_Given problem_
Answer these questions using the conference report below.
(a) According to Professor Leong, what is the teacher's role evolving from, and what is it evolving into?
(b) Who moderated the online forum?
(c) What term do the delegates use for their concern about AI use in educational settings?
-- Start of Quoted passage --
In his concluding remarks, Professor Leong asserted that the primary differentiator in the future job market will be human-centric skills. While AI can efficiently handle technical tasks like coding or data entry, it cannot replicate complex human navigation. The ability to empathise, negotiate, and lead remains a uniquely human advantage that education must fiercely protect. He argued that the role of the teacher is evolving from a primary source of information to a facilitator of human experiences. AI should be viewed as an augmentation of the teacher’s reach, providing the scale needed for individualised practice. Furthermore, Professor Leong also advocated for educators to refocus their curricula on the art of human interaction, in teaching students not just how to use tools, but how to thrive in a world where many types of tools are available. The real challenge of the upcoming decade is not the advancement of hardware, but the refinement of pedagogical strategies.

The synthesis of human wisdom and artificial intelligence is the key to creating a resilient educational future. Professor Leong’s message was one of cautious optimism, provided that we remain intentional about the values we embed in our technology.



2.2. Leveraging AI as Learning Companion

Written by Apipol Sae-Tung, IAFOR, Japan
Back to Top

Delegates at the SEACE/SEACAH2026 conference also had a chance to discuss and share their thoughts on the rapid integration of AI in higher education in the Forum session titled ‘AI-Enabled Futures: Collaboration, Learning, and Strategic Decision-Making in Higher Education’. The onsite forum was led by Dr Daniel Hoffman of the University of Hawaiʻi at Mānoa, United States, as the respondent, moderated by IAFOR’s Academic Coordinator Apipol Sae-Tung. The online forum was moderated by Dr Melina Neophytou, IAFOR’s Academic Operations Manager, with Dr Eric Hawkinson of Kyoto University of Foreign Studies, Japan, serving as the respondent. The delegates agreed that AI is unavoidable and has disrupted traditional paradigms of learning, teaching, and administrative collaboration. However, rather than strictly prohibiting AI, the delegates recognised the urgent need to pivot educational strategies toward cultivating AI literacy, emphasising the learning process over final products, and navigating the complex ethical dilemmas of a technology that evolves faster than institutional policy.

The Forum initiated dialogue by exploring how deeply AI has embedded itself into the everyday lives and decision-making processes of educators and students. Delegates shared a wide spectrum of AI use, from managing personal self-care and travel itineraries to handling routine administrative data entry. In the educational context, educators frequently leverage AI for instructional design, generating lesson plans, drafting rubrics, and summarising meetings. However, this widespread usage is accompanied by concerns regarding the ‘enforcement illusion’ in educational settings. Delegates noted that despite setting parameters, educators cannot guarantee students will engage in the necessary struggle of learning rather than taking AI-enabled shortcuts. Furthermore, the seamless integration of AI into both professional and personal spheres has created a challenging blurring of lines between productivity tools and entertainment platforms. This ambiguity makes it increasingly difficult to maintain academic boundaries when the same platforms are used for leisure and coursework, and constant vigilance from educators to maintain balance is critical.

I have a very hectic routine, so I asked AI something really interesting, like ‘give me a good colour scheme for the day’. Yesterday, I wanted to go to the beach after a long day, so AI guided me, saying ‘No, your body is exhausted. You should get some sleep’. Sometimes I ask AI for help when I don't know how to control my kids.
-- End of Quoted passage --
-- Start of Information provided --
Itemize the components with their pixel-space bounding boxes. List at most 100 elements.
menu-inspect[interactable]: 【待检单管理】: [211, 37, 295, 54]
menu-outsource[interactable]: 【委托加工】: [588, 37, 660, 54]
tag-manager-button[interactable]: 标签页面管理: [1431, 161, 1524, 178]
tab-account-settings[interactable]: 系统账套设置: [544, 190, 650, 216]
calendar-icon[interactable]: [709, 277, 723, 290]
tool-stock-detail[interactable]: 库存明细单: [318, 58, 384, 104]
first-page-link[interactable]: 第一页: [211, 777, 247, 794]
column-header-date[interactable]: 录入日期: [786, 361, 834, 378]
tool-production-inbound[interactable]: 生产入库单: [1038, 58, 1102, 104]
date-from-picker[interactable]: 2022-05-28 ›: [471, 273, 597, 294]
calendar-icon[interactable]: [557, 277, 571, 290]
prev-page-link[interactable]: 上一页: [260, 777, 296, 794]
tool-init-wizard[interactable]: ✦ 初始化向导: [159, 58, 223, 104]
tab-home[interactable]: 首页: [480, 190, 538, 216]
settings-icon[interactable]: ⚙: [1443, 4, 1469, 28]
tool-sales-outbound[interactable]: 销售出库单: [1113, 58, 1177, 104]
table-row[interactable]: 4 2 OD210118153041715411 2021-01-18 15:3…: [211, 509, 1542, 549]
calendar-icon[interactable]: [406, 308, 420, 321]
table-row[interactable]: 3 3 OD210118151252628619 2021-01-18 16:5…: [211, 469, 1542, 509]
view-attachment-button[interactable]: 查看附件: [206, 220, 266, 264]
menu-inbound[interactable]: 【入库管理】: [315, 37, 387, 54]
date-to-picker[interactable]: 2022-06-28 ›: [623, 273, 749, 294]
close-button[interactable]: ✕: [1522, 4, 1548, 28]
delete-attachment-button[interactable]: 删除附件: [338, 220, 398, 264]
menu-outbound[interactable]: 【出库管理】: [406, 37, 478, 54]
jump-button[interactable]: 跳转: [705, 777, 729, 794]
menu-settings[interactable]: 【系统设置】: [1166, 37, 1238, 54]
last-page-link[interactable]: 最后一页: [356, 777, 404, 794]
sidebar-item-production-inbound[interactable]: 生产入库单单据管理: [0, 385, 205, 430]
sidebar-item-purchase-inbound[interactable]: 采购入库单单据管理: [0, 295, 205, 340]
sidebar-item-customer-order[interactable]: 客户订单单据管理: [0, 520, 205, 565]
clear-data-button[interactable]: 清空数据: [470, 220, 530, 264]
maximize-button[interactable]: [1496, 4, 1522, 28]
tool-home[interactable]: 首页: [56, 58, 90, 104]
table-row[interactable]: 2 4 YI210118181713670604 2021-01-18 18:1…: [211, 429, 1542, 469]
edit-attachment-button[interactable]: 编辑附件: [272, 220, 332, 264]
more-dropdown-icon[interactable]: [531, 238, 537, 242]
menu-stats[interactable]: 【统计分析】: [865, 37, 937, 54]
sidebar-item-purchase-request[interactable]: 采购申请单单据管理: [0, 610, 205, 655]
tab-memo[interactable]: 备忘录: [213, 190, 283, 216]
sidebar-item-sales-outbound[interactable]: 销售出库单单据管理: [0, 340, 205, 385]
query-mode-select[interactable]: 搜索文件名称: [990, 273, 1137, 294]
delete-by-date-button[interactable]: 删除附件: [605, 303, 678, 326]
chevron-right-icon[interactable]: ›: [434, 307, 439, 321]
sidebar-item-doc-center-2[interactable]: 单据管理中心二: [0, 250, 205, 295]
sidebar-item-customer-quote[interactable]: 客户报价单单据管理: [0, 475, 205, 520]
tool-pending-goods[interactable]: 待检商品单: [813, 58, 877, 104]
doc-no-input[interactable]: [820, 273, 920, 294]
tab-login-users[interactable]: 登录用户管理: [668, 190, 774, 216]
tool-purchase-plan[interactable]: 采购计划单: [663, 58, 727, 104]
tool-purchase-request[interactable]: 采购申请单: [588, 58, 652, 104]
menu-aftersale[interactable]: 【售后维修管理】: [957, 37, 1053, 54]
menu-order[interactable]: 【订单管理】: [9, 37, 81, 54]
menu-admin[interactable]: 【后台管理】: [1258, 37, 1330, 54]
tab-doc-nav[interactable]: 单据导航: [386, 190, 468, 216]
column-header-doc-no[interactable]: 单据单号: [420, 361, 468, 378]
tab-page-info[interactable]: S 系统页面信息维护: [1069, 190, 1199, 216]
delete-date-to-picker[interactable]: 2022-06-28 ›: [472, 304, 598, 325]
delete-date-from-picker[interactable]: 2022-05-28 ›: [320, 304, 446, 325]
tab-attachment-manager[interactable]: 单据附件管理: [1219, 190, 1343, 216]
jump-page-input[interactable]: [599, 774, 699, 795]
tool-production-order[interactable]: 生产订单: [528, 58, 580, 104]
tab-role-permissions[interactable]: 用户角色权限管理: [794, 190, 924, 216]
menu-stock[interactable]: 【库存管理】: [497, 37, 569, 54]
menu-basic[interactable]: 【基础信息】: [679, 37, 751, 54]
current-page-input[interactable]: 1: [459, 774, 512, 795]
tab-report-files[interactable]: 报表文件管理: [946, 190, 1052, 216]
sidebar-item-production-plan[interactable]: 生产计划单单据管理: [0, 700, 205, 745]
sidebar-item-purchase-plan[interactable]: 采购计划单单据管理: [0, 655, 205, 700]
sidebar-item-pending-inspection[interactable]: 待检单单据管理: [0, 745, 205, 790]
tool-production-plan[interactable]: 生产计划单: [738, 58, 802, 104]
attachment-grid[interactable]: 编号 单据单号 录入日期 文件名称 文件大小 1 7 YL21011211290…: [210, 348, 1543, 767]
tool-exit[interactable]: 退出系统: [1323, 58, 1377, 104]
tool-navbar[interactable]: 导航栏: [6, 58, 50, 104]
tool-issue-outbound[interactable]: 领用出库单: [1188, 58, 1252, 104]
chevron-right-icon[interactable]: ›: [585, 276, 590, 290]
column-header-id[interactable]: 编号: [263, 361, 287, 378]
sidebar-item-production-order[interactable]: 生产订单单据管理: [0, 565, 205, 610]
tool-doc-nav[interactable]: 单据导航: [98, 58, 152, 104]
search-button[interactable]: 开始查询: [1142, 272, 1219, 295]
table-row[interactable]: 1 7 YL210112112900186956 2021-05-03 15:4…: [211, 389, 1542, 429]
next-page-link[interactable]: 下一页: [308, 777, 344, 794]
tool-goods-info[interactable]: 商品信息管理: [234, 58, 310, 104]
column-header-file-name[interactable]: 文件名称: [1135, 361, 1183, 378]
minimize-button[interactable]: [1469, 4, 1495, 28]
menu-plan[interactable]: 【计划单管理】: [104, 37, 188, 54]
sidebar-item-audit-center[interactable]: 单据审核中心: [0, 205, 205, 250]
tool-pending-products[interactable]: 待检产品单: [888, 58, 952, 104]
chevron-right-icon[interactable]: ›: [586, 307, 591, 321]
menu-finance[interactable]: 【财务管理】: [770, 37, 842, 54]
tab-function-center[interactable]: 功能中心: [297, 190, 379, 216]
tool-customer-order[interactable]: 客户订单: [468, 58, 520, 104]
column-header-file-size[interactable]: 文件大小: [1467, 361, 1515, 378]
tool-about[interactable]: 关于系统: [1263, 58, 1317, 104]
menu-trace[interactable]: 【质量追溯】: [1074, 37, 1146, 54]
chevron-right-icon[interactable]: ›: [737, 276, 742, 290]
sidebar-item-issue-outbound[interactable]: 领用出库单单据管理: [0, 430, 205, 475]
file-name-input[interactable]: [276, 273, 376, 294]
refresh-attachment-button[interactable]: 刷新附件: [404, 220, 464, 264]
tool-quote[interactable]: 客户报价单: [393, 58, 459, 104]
-- End of Information provided --
_The result_
(a) It is evolving from a primary source of information into a facilitator of human experiences.
(b) Dr Melina Neophytou, IAFOR's Academic Operations Manager.
(c) The "enforcement illusion."